● To be done: Show every line in the entries below where the word "values" appears.

● Records to process:
'''

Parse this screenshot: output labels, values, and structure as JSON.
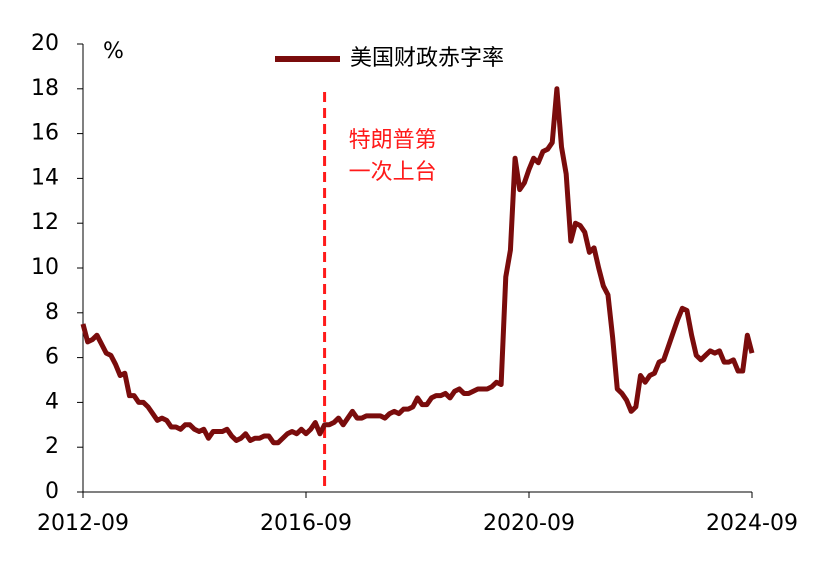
{
  "chart_data": {
    "type": "line",
    "y_label": "%",
    "x": [
      "2012-09",
      "2012-10",
      "2012-11",
      "2012-12",
      "2013-01",
      "2013-02",
      "2013-03",
      "2013-04",
      "2013-05",
      "2013-06",
      "2013-07",
      "2013-08",
      "2013-09",
      "2013-10",
      "2013-11",
      "2013-12",
      "2014-01",
      "2014-02",
      "2014-03",
      "2014-04",
      "2014-05",
      "2014-06",
      "2014-07",
      "2014-08",
      "2014-09",
      "2014-10",
      "2014-11",
      "2014-12",
      "2015-01",
      "2015-02",
      "2015-03",
      "2015-04",
      "2015-05",
      "2015-06",
      "2015-07",
      "2015-08",
      "2015-09",
      "2015-10",
      "2015-11",
      "2015-12",
      "2016-01",
      "2016-02",
      "2016-03",
      "2016-04",
      "2016-05",
      "2016-06",
      "2016-07",
      "2016-08",
      "2016-09",
      "2016-10",
      "2016-11",
      "2016-12",
      "2017-01",
      "2017-02",
      "2017-03",
      "2017-04",
      "2017-05",
      "2017-06",
      "2017-07",
      "2017-08",
      "2017-09",
      "2017-10",
      "2017-11",
      "2017-12",
      "2018-01",
      "2018-02",
      "2018-03",
      "2018-04",
      "2018-05",
      "2018-06",
      "2018-07",
      "2018-08",
      "2018-09",
      "2018-10",
      "2018-11",
      "2018-12",
      "2019-01",
      "2019-02",
      "2019-03",
      "2019-04",
      "2019-05",
      "2019-06",
      "2019-07",
      "2019-08",
      "2019-09",
      "2019-10",
      "2019-11",
      "2019-12",
      "2020-01",
      "2020-02",
      "2020-03",
      "2020-04",
      "2020-05",
      "2020-06",
      "2020-07",
      "2020-08",
      "2020-09",
      "2020-10",
      "2020-11",
      "2020-12",
      "2021-01",
      "2021-02",
      "2021-03",
      "2021-04",
      "2021-05",
      "2021-06",
      "2021-07",
      "2021-08",
      "2021-09",
      "2021-10",
      "2021-11",
      "2021-12",
      "2022-01",
      "2022-02",
      "2022-03",
      "2022-04",
      "2022-05",
      "2022-06",
      "2022-07",
      "2022-08",
      "2022-09",
      "2022-10",
      "2022-11",
      "2022-12",
      "2023-01",
      "2023-02",
      "2023-03",
      "2023-04",
      "2023-05",
      "2023-06",
      "2023-07",
      "2023-08",
      "2023-09",
      "2023-10",
      "2023-11",
      "2023-12",
      "2024-01",
      "2024-02",
      "2024-03",
      "2024-04",
      "2024-05",
      "2024-06",
      "2024-07",
      "2024-08",
      "2024-09"
    ],
    "series": [
      {
        "name": "美国财政赤字率",
        "color": "#7a0c0c",
        "values": [
          7.5,
          6.7,
          6.8,
          7.0,
          6.6,
          6.2,
          6.1,
          5.7,
          5.2,
          5.3,
          4.3,
          4.3,
          4.0,
          4.0,
          3.8,
          3.5,
          3.2,
          3.3,
          3.2,
          2.9,
          2.9,
          2.8,
          3.0,
          3.0,
          2.8,
          2.7,
          2.8,
          2.4,
          2.7,
          2.7,
          2.7,
          2.8,
          2.5,
          2.3,
          2.4,
          2.6,
          2.3,
          2.4,
          2.4,
          2.5,
          2.5,
          2.2,
          2.2,
          2.4,
          2.6,
          2.7,
          2.6,
          2.8,
          2.6,
          2.8,
          3.1,
          2.6,
          3.0,
          3.0,
          3.1,
          3.3,
          3.0,
          3.3,
          3.6,
          3.3,
          3.3,
          3.4,
          3.4,
          3.4,
          3.4,
          3.3,
          3.5,
          3.6,
          3.5,
          3.7,
          3.7,
          3.8,
          4.2,
          3.9,
          3.9,
          4.2,
          4.3,
          4.3,
          4.4,
          4.2,
          4.5,
          4.6,
          4.4,
          4.4,
          4.5,
          4.6,
          4.6,
          4.6,
          4.7,
          4.9,
          4.8,
          9.6,
          10.8,
          14.9,
          13.5,
          13.8,
          14.4,
          14.9,
          14.7,
          15.2,
          15.3,
          15.6,
          18.0,
          15.4,
          14.2,
          11.2,
          12.0,
          11.9,
          11.6,
          10.7,
          10.9,
          10.0,
          9.2,
          8.8,
          6.9,
          4.6,
          4.4,
          4.1,
          3.6,
          3.8,
          5.2,
          4.9,
          5.2,
          5.3,
          5.8,
          5.9,
          6.5,
          7.1,
          7.7,
          8.2,
          8.1,
          7.0,
          6.1,
          5.9,
          6.1,
          6.3,
          6.2,
          6.3,
          5.8,
          5.8,
          5.9,
          5.4,
          5.4,
          7.0,
          6.2
        ]
      }
    ],
    "xticks": [
      "2012-09",
      "2016-09",
      "2020-09",
      "2024-09"
    ],
    "ylim": [
      0,
      20
    ],
    "yticks": [
      0,
      2,
      4,
      6,
      8,
      10,
      12,
      14,
      16,
      18,
      20
    ],
    "grid": false,
    "legend": "top",
    "annotation": {
      "x": "2017-01",
      "lines": [
        "特朗普第",
        "一次上台"
      ],
      "color": "#ff1a1a"
    }
  }
}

'''

● Final result:
Parse this screenshot: output labels, values, and structure as JSON.
        "values": [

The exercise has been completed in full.